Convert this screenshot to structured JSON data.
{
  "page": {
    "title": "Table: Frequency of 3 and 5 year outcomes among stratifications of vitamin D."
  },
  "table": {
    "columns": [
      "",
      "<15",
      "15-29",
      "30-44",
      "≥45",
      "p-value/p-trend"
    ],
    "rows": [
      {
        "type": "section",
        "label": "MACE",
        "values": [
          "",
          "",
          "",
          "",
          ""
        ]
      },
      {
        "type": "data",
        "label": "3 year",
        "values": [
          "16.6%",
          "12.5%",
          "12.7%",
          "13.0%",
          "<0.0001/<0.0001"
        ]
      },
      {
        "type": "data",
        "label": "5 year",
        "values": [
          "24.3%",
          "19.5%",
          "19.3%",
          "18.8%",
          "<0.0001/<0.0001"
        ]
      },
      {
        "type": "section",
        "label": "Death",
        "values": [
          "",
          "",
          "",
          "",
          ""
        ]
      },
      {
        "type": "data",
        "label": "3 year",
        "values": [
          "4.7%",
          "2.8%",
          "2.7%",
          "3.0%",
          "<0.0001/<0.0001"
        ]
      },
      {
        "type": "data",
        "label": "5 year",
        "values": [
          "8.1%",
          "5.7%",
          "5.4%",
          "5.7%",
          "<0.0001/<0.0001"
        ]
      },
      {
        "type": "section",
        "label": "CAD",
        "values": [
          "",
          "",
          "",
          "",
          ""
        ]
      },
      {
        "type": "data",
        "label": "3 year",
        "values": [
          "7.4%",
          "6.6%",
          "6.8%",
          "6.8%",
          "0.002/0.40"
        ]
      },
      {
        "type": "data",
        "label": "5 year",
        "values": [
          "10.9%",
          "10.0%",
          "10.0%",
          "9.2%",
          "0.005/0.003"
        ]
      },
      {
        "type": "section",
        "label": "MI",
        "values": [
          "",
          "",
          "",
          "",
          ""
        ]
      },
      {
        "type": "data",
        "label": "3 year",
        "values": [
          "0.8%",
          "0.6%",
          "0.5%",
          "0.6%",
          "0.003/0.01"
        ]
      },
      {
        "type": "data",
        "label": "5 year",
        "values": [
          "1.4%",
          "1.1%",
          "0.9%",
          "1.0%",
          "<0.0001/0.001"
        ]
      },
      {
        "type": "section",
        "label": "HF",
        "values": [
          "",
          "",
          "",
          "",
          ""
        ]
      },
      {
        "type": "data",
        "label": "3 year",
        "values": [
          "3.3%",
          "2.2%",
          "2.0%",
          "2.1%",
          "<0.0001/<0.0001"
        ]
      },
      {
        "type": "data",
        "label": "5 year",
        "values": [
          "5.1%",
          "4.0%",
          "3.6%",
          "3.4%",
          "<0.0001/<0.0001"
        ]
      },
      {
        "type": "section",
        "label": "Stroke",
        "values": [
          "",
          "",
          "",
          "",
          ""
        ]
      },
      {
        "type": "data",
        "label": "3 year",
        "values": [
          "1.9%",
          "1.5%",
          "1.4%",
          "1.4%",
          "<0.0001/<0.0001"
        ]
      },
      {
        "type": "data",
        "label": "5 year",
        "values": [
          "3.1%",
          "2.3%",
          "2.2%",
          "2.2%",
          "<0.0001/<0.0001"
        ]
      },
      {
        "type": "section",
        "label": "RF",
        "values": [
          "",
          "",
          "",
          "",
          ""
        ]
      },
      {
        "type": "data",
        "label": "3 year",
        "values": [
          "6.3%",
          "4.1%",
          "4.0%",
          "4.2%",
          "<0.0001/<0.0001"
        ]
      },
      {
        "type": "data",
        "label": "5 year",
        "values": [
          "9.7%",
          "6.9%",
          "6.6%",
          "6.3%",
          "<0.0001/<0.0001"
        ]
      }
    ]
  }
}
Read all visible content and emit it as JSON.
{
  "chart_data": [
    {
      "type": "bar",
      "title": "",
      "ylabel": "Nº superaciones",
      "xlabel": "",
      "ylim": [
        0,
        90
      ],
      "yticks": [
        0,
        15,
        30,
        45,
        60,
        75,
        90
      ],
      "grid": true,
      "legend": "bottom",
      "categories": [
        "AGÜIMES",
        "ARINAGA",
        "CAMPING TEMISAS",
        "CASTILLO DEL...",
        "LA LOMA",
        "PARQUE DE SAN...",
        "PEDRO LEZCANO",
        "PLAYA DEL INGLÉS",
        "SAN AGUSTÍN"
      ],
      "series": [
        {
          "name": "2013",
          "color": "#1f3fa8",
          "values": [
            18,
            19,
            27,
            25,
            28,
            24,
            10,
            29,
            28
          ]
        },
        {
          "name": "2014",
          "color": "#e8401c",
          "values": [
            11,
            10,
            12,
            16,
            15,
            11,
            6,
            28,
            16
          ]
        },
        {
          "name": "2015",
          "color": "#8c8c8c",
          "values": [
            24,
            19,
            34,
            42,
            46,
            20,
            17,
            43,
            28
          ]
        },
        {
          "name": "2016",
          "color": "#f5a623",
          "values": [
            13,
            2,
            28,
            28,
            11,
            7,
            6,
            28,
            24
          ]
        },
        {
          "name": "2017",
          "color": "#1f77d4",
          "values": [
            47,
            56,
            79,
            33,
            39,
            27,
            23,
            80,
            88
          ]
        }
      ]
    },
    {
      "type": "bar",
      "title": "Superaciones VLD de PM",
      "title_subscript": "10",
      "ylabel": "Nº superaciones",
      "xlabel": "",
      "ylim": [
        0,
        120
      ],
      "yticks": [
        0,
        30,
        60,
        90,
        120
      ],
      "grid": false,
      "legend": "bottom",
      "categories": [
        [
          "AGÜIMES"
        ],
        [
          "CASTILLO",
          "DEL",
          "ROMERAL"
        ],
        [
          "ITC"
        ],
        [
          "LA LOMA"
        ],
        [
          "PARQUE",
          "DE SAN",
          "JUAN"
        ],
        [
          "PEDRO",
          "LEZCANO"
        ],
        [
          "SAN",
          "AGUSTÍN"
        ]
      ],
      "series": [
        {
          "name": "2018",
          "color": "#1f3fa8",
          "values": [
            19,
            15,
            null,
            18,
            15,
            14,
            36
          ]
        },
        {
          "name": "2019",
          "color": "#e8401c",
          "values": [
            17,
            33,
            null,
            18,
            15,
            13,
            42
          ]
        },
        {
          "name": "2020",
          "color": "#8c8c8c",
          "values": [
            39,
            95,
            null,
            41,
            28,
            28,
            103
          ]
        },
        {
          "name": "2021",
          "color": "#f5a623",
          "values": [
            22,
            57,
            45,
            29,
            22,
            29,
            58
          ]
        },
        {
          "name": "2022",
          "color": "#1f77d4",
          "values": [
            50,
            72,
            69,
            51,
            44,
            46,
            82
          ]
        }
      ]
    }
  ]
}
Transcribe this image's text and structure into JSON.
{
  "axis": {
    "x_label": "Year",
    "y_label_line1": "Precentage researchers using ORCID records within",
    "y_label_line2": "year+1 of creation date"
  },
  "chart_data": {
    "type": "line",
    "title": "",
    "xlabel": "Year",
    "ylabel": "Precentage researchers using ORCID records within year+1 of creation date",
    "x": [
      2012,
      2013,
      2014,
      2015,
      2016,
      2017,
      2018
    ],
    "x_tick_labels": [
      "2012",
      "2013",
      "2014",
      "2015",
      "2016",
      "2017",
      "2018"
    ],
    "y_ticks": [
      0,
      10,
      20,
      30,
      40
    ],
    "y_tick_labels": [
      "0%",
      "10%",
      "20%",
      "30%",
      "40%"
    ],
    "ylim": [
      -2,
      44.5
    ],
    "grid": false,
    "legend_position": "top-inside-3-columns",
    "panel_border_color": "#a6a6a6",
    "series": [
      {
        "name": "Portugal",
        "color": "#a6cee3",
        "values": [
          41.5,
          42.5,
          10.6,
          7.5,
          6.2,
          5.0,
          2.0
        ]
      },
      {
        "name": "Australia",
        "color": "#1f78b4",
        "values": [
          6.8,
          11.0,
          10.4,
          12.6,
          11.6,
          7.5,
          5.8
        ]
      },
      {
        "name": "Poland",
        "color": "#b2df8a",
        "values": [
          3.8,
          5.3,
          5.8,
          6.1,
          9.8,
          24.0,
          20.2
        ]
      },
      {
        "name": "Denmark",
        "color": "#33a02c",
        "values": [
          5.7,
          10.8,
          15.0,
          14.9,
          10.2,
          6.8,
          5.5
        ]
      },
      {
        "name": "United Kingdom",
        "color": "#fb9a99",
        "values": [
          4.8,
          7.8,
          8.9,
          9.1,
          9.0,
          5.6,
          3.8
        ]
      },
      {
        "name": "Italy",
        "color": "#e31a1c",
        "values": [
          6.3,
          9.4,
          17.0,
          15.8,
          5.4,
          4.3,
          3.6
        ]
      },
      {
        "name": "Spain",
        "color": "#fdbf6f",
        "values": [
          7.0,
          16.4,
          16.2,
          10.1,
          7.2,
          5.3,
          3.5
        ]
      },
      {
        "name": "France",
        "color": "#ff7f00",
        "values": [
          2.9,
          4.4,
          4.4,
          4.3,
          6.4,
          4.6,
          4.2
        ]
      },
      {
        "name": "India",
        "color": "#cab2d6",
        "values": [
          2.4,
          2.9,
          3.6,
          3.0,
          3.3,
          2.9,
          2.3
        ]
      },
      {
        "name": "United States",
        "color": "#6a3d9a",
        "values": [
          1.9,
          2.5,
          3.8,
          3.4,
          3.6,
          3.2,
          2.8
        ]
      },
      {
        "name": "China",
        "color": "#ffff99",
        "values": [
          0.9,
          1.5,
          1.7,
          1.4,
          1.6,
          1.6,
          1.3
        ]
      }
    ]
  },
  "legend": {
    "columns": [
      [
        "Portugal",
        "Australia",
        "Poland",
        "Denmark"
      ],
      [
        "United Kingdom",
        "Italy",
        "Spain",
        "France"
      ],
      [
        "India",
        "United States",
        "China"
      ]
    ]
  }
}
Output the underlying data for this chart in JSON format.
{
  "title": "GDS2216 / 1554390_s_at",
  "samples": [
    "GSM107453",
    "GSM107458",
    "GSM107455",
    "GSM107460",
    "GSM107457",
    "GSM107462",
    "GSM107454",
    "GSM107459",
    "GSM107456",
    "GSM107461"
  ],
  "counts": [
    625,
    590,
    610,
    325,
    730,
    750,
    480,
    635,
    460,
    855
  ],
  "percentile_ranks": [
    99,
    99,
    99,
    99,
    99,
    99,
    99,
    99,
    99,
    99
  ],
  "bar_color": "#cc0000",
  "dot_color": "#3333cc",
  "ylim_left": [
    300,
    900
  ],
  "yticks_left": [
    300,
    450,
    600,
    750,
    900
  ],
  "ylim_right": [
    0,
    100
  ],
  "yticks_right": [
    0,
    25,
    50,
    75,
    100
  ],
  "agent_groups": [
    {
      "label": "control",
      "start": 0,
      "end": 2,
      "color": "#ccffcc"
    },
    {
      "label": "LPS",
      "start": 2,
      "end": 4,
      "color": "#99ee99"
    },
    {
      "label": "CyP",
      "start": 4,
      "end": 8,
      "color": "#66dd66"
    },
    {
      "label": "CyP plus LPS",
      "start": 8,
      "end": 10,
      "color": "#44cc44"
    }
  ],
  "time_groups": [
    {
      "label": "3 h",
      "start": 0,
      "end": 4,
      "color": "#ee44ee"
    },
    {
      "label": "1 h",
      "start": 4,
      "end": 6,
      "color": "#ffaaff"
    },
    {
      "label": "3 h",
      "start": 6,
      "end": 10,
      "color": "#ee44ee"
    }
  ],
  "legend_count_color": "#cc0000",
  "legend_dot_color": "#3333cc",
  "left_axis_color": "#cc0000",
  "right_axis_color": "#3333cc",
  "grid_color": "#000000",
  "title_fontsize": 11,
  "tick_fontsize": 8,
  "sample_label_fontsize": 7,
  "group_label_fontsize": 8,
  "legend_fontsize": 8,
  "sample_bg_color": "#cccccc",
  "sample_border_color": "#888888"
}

• Aim of the task
Find each line holding the word "records" and copy it.

• Reply
    "y_label_line1": "Precentage researchers using ORCID records within",
    "ylabel": "Precentage researchers using ORCID records within year+1 of creation date",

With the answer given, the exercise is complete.